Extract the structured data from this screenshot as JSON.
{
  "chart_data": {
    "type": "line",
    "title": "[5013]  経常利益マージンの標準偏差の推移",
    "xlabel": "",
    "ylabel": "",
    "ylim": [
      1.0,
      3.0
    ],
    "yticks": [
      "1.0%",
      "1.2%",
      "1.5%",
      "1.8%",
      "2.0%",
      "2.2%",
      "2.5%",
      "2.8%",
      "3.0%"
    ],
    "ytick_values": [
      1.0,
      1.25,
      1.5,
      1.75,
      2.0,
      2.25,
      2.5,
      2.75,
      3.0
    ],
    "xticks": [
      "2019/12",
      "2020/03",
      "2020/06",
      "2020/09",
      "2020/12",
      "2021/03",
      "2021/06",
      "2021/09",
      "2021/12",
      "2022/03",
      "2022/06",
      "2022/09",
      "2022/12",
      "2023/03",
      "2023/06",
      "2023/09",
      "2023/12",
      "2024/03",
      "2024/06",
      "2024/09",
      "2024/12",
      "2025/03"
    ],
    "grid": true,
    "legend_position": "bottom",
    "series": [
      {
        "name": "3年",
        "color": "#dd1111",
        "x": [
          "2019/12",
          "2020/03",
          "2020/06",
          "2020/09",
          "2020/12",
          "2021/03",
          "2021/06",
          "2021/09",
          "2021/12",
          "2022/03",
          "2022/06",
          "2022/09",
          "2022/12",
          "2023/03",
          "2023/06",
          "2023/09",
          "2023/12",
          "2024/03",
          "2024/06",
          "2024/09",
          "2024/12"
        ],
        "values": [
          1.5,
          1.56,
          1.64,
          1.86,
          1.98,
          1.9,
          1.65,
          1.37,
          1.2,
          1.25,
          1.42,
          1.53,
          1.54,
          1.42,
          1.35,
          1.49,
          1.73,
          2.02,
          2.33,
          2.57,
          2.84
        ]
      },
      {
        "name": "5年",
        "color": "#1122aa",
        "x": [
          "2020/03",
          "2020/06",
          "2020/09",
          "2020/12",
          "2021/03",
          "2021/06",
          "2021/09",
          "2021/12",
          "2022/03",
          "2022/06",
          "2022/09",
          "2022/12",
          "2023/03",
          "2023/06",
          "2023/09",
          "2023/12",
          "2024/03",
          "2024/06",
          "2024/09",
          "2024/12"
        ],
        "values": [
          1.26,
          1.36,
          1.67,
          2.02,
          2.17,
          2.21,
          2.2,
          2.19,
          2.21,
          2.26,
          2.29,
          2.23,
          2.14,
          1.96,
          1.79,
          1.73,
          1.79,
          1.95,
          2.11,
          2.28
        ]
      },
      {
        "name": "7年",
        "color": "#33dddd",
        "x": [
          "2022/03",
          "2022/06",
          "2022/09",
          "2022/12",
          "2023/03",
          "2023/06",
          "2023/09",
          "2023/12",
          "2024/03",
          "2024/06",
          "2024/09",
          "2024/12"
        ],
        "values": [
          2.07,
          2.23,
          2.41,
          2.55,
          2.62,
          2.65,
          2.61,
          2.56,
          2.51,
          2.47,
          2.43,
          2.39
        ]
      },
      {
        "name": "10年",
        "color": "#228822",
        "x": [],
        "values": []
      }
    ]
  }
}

++++++

> _The request_: Copy the material above, line for line.

> _Output below_:
Extract the structured data from this screenshot as JSON.
{
  "chart_data": {
    "type": "line",
    "title": "[5013]  経常利益マージンの標準偏差の推移",
    "xlabel": "",
    "ylabel": "",
    "ylim": [
      1.0,
      3.0
    ],
    "yticks": [
      "1.0%",
      "1.2%",
      "1.5%",
      "1.8%",
      "2.0%",
      "2.2%",
      "2.5%",
      "2.8%",
      "3.0%"
    ],
    "ytick_values": [
      1.0,
      1.25,
      1.5,
      1.75,
      2.0,
      2.25,
      2.5,
      2.75,
      3.0
    ],
    "xticks": [
      "2019/12",
      "2020/03",
      "2020/06",
      "2020/09",
      "2020/12",
      "2021/03",
      "2021/06",
      "2021/09",
      "2021/12",
      "2022/03",
      "2022/06",
      "2022/09",
      "2022/12",
      "2023/03",
      "2023/06",
      "2023/09",
      "2023/12",
      "2024/03",
      "2024/06",
      "2024/09",
      "2024/12",
      "2025/03"
    ],
    "grid": true,
    "legend_position": "bottom",
    "series": [
      {
        "name": "3年",
        "color": "#dd1111",
        "x": [
          "2019/12",
          "2020/03",
          "2020/06",
          "2020/09",
          "2020/12",
          "2021/03",
          "2021/06",
          "2021/09",
          "2021/12",
          "2022/03",
          "2022/06",
          "2022/09",
          "2022/12",
          "2023/03",
          "2023/06",
          "2023/09",
          "2023/12",
          "2024/03",
          "2024/06",
          "2024/09",
          "2024/12"
        ],
        "values": [
          1.5,
          1.56,
          1.64,
          1.86,
          1.98,
          1.9,
          1.65,
          1.37,
          1.2,
          1.25,
          1.42,
          1.53,
          1.54,
          1.42,
          1.35,
          1.49,
          1.73,
          2.02,
          2.33,
          2.57,
          2.84
        ]
      },
      {
        "name": "5年",
        "color": "#1122aa",
        "x": [
          "2020/03",
          "2020/06",
          "2020/09",
          "2020/12",
          "2021/03",
          "2021/06",
          "2021/09",
          "2021/12",
          "2022/03",
          "2022/06",
          "2022/09",
          "2022/12",
          "2023/03",
          "2023/06",
          "2023/09",
          "2023/12",
          "2024/03",
          "2024/06",
          "2024/09",
          "2024/12"
        ],
        "values": [
          1.26,
          1.36,
          1.67,
          2.02,
          2.17,
          2.21,
          2.2,
          2.19,
          2.21,
          2.26,
          2.29,
          2.23,
          2.14,
          1.96,
          1.79,
          1.73,
          1.79,
          1.95,
          2.11,
          2.28
        ]
      },
      {
        "name": "7年",
        "color": "#33dddd",
        "x": [
          "2022/03",
          "2022/06",
          "2022/09",
          "2022/12",
          "2023/03",
          "2023/06",
          "2023/09",
          "2023/12",
          "2024/03",
          "2024/06",
          "2024/09",
          "2024/12"
        ],
        "values": [
          2.07,
          2.23,
          2.41,
          2.55,
          2.62,
          2.65,
          2.61,
          2.56,
          2.51,
          2.47,
          2.43,
          2.39
        ]
      },
      {
        "name": "10年",
        "color": "#228822",
        "x": [],
        "values": []
      }
    ]
  }
}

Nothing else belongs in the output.